→ **WORK TO DO**:
Copy the data below exactly.
BEGIN SUPPLIED MATERIAL
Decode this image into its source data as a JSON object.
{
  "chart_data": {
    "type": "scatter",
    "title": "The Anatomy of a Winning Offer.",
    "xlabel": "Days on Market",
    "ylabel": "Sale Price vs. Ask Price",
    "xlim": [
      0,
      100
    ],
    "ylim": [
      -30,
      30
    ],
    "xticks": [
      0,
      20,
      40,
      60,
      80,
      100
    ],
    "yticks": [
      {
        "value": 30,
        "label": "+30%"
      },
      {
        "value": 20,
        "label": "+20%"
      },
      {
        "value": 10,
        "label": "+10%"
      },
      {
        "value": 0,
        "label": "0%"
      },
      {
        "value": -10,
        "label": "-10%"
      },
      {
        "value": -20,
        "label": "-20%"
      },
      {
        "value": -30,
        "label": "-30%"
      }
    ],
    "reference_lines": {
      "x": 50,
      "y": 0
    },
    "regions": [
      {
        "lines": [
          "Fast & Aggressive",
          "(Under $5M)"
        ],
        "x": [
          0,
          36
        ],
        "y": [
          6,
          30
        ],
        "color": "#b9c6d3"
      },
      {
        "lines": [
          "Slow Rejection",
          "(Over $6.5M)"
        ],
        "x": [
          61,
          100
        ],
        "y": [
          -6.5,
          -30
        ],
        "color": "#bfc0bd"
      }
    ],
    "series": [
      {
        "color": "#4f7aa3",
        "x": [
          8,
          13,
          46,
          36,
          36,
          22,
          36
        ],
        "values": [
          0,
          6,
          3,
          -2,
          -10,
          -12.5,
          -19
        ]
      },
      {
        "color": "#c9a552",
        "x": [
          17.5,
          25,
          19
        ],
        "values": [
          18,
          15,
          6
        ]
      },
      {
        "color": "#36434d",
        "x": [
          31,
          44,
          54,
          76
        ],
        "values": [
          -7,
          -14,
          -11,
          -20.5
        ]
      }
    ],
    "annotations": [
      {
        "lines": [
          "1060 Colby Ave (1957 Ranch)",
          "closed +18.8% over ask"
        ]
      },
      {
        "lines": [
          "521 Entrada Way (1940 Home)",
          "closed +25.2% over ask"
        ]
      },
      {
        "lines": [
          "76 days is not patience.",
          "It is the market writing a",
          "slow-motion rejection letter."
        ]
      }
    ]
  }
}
END SUPPLIED MATERIAL
→ **SOLUTION**:
Decode this image into its source data as a JSON object.
{
  "chart_data": {
    "type": "scatter",
    "title": "The Anatomy of a Winning Offer.",
    "xlabel": "Days on Market",
    "ylabel": "Sale Price vs. Ask Price",
    "xlim": [
      0,
      100
    ],
    "ylim": [
      -30,
      30
    ],
    "xticks": [
      0,
      20,
      40,
      60,
      80,
      100
    ],
    "yticks": [
      {
        "value": 30,
        "label": "+30%"
      },
      {
        "value": 20,
        "label": "+20%"
      },
      {
        "value": 10,
        "label": "+10%"
      },
      {
        "value": 0,
        "label": "0%"
      },
      {
        "value": -10,
        "label": "-10%"
      },
      {
        "value": -20,
        "label": "-20%"
      },
      {
        "value": -30,
        "label": "-30%"
      }
    ],
    "reference_lines": {
      "x": 50,
      "y": 0
    },
    "regions": [
      {
        "lines": [
          "Fast & Aggressive",
          "(Under $5M)"
        ],
        "x": [
          0,
          36
        ],
        "y": [
          6,
          30
        ],
        "color": "#b9c6d3"
      },
      {
        "lines": [
          "Slow Rejection",
          "(Over $6.5M)"
        ],
        "x": [
          61,
          100
        ],
        "y": [
          -6.5,
          -30
        ],
        "color": "#bfc0bd"
      }
    ],
    "series": [
      {
        "color": "#4f7aa3",
        "x": [
          8,
          13,
          46,
          36,
          36,
          22,
          36
        ],
        "values": [
          0,
          6,
          3,
          -2,
          -10,
          -12.5,
          -19
        ]
      },
      {
        "color": "#c9a552",
        "x": [
          17.5,
          25,
          19
        ],
        "values": [
          18,
          15,
          6
        ]
      },
      {
        "color": "#36434d",
        "x": [
          31,
          44,
          54,
          76
        ],
        "values": [
          -7,
          -14,
          -11,
          -20.5
        ]
      }
    ],
    "annotations": [
      {
        "lines": [
          "1060 Colby Ave (1957 Ranch)",
          "closed +18.8% over ask"
        ]
      },
      {
        "lines": [
          "521 Entrada Way (1940 Home)",
          "closed +25.2% over ask"
        ]
      },
      {
        "lines": [
          "76 days is not patience.",
          "It is the market writing a",
          "slow-motion rejection letter."
        ]
      }
    ]
  }
}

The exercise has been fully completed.